# [Written exercise]
Edit the records starting at the top and ending at the line containing "x-tick-label: 0 bbox=[60, 707, 68, 723]" by changing "y-tick-label" to "y-axis-tick", leaving everything else in those lines as it is.

# [Supplied data]
⁂

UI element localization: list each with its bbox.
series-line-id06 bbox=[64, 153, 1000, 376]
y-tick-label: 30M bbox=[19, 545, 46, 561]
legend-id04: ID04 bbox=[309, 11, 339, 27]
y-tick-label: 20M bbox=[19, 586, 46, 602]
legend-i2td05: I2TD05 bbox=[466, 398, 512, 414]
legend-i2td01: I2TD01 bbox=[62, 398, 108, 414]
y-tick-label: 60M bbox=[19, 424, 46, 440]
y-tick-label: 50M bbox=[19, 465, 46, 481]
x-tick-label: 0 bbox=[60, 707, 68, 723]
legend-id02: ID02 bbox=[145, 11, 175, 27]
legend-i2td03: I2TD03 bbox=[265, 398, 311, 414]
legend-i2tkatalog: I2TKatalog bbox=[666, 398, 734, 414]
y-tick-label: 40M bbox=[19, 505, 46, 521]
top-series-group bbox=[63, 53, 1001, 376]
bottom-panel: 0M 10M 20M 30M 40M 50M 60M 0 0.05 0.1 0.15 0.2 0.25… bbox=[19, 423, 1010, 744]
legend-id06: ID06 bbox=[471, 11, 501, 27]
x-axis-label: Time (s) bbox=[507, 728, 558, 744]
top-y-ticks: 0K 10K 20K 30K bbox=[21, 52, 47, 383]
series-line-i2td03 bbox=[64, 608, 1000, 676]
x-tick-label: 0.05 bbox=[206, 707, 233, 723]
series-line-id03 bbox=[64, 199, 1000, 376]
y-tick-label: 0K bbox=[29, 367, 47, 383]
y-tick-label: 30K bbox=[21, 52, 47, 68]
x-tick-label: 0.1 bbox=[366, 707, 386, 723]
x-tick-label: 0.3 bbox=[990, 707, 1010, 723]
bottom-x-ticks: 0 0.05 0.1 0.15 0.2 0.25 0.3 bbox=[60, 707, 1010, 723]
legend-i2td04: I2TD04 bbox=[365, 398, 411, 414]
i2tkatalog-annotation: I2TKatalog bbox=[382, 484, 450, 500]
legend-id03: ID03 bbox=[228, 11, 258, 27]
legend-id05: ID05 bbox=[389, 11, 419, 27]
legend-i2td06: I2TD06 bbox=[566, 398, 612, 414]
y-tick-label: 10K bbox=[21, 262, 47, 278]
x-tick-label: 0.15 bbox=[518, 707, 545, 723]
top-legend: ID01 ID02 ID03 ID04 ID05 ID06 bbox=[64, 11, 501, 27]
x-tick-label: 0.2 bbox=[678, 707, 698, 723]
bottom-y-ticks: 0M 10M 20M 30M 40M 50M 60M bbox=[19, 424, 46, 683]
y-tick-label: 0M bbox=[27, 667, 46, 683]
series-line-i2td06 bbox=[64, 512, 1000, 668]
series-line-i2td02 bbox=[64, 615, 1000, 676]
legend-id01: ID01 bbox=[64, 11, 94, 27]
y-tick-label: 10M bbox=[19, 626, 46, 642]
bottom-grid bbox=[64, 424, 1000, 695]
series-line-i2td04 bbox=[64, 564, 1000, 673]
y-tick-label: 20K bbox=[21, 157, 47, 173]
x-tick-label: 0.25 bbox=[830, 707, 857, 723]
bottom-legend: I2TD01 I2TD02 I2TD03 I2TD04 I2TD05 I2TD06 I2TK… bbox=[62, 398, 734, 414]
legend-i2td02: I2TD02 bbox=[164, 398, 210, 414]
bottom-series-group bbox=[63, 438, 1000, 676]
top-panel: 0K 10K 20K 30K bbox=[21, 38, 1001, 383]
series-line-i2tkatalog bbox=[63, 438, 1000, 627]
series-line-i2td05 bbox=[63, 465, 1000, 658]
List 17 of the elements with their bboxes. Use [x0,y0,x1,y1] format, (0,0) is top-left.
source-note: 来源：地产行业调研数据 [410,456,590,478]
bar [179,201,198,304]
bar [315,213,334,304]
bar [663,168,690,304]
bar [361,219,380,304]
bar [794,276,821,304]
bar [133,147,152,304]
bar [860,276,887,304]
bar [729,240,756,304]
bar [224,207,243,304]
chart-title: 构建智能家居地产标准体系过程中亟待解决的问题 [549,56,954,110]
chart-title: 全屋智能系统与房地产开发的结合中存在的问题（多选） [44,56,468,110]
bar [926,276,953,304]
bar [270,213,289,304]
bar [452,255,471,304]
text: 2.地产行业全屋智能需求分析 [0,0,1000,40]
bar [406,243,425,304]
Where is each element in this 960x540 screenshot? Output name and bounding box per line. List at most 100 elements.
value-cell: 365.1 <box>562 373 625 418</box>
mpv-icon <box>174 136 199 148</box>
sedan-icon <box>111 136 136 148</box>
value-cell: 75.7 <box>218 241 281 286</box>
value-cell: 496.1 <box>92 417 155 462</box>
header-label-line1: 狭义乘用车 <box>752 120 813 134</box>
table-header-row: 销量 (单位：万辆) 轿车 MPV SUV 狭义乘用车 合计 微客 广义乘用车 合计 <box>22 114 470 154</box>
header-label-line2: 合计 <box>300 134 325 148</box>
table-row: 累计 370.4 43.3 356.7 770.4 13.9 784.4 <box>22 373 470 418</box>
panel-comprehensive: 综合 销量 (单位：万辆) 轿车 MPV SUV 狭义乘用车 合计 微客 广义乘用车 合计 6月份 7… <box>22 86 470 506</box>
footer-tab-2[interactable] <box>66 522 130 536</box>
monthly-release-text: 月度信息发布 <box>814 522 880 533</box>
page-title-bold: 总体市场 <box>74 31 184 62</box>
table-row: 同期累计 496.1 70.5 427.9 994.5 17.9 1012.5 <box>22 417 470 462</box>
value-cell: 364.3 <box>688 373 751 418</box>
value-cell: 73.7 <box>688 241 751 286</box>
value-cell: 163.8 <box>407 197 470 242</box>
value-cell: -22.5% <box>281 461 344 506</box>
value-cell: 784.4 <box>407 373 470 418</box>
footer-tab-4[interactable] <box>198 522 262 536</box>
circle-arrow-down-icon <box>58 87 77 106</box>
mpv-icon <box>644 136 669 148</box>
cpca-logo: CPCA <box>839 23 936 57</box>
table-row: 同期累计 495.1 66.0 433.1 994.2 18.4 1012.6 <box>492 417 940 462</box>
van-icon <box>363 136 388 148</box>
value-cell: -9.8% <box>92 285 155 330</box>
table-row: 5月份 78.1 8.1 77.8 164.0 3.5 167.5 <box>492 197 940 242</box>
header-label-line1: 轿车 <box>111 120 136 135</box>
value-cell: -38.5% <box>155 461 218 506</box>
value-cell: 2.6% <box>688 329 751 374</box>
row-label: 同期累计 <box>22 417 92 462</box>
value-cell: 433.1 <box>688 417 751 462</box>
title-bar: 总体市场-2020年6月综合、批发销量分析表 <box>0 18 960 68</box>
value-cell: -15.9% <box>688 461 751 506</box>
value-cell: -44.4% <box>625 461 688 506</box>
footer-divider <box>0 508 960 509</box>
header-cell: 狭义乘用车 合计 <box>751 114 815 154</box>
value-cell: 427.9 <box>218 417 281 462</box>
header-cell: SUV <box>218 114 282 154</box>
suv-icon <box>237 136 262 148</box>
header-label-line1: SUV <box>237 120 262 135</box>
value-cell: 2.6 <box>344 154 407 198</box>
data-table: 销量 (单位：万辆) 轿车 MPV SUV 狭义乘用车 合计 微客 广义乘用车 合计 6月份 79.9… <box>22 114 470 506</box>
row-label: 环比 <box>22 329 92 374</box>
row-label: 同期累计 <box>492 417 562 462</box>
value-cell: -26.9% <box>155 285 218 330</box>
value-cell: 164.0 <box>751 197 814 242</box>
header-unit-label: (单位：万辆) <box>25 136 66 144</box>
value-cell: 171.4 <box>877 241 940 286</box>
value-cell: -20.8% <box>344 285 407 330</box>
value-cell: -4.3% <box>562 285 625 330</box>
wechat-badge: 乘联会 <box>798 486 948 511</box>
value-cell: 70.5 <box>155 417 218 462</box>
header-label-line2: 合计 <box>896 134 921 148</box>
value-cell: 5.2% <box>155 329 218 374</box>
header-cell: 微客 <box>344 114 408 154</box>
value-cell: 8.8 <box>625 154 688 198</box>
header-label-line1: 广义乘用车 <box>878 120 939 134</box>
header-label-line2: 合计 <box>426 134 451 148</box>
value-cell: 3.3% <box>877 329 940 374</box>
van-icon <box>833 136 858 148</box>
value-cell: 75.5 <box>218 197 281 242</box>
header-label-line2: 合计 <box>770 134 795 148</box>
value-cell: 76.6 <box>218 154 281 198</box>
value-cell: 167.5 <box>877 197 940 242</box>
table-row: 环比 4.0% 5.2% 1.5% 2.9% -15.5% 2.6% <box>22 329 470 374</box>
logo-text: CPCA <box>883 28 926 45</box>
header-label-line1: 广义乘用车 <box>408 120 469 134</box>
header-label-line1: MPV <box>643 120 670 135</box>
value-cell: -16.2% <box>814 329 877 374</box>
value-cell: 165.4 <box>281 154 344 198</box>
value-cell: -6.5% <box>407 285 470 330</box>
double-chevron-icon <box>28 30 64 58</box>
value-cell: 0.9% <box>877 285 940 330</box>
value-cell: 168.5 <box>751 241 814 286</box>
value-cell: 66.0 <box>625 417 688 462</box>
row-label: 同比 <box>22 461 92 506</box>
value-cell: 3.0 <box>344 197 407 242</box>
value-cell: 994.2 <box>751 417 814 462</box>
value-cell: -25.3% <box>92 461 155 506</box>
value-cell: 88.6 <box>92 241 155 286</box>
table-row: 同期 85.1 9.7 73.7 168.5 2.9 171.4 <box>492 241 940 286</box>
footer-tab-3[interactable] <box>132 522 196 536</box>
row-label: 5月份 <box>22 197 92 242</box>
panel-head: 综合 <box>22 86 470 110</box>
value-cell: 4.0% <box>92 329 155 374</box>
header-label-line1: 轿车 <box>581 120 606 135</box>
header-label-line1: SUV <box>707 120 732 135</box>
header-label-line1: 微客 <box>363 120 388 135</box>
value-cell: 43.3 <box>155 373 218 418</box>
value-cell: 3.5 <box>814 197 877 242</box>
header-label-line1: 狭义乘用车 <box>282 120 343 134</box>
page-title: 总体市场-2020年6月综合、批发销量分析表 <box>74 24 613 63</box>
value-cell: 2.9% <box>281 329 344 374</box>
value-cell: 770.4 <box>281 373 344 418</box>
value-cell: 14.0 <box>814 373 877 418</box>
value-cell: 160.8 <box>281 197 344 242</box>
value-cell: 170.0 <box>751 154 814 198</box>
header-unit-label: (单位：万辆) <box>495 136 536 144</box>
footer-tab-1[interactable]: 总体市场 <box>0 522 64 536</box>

⁂

# [Final answer]
UI element localization: list each with its bbox.
series-line-id06 bbox=[64, 153, 1000, 376]
y-axis-tick: 30M bbox=[19, 545, 46, 561]
legend-id04: ID04 bbox=[309, 11, 339, 27]
y-axis-tick: 20M bbox=[19, 586, 46, 602]
legend-i2td05: I2TD05 bbox=[466, 398, 512, 414]
legend-i2td01: I2TD01 bbox=[62, 398, 108, 414]
y-axis-tick: 60M bbox=[19, 424, 46, 440]
y-axis-tick: 50M bbox=[19, 465, 46, 481]
x-tick-label: 0 bbox=[60, 707, 68, 723]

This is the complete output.